Figure data in JSON
+++

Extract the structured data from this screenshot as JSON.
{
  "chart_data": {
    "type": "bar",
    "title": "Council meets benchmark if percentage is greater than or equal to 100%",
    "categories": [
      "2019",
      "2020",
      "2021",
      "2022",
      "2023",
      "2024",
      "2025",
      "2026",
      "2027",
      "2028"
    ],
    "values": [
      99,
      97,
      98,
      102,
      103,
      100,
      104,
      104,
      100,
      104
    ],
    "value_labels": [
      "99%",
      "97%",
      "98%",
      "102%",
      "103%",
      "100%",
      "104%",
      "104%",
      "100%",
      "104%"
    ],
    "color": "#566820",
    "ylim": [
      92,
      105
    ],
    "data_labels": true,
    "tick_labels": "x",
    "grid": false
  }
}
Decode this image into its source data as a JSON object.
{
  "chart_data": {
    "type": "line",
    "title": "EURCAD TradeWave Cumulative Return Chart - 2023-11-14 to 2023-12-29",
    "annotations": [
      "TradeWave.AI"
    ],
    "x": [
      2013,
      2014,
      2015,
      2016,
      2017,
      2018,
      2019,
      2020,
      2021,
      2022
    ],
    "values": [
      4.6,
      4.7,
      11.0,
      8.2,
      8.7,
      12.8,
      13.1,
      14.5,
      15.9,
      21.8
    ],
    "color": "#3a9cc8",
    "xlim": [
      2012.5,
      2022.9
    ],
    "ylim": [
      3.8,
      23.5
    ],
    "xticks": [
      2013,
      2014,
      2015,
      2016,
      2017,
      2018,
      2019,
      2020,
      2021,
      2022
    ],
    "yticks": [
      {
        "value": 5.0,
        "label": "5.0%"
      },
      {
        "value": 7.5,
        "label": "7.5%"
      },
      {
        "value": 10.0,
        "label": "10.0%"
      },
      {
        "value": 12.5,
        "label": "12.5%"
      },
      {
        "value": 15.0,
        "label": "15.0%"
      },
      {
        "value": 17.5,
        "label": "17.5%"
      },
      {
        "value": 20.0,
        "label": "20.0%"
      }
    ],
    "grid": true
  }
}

+++

● **What the exercise asks**
Your task is to repeat every entry exactly.

● **Exercise response**
Extract the structured data from this screenshot as JSON.
{
  "chart_data": {
    "type": "bar",
    "title": "Council meets benchmark if percentage is greater than or equal to 100%",
    "categories": [
      "2019",
      "2020",
      "2021",
      "2022",
      "2023",
      "2024",
      "2025",
      "2026",
      "2027",
      "2028"
    ],
    "values": [
      99,
      97,
      98,
      102,
      103,
      100,
      104,
      104,
      100,
      104
    ],
    "value_labels": [
      "99%",
      "97%",
      "98%",
      "102%",
      "103%",
      "100%",
      "104%",
      "104%",
      "100%",
      "104%"
    ],
    "color": "#566820",
    "ylim": [
      92,
      105
    ],
    "data_labels": true,
    "tick_labels": "x",
    "grid": false
  }
}
Decode this image into its source data as a JSON object.
{
  "chart_data": {
    "type": "line",
    "title": "EURCAD TradeWave Cumulative Return Chart - 2023-11-14 to 2023-12-29",
    "annotations": [
      "TradeWave.AI"
    ],
    "x": [
      2013,
      2014,
      2015,
      2016,
      2017,
      2018,
      2019,
      2020,
      2021,
      2022
    ],
    "values": [
      4.6,
      4.7,
      11.0,
      8.2,
      8.7,
      12.8,
      13.1,
      14.5,
      15.9,
      21.8
    ],
    "color": "#3a9cc8",
    "xlim": [
      2012.5,
      2022.9
    ],
    "ylim": [
      3.8,
      23.5
    ],
    "xticks": [
      2013,
      2014,
      2015,
      2016,
      2017,
      2018,
      2019,
      2020,
      2021,
      2022
    ],
    "yticks": [
      {
        "value": 5.0,
        "label": "5.0%"
      },
      {
        "value": 7.5,
        "label": "7.5%"
      },
      {
        "value": 10.0,
        "label": "10.0%"
      },
      {
        "value": 12.5,
        "label": "12.5%"
      },
      {
        "value": 15.0,
        "label": "15.0%"
      },
      {
        "value": 17.5,
        "label": "17.5%"
      },
      {
        "value": 20.0,
        "label": "20.0%"
      }
    ],
    "grid": true
  }
}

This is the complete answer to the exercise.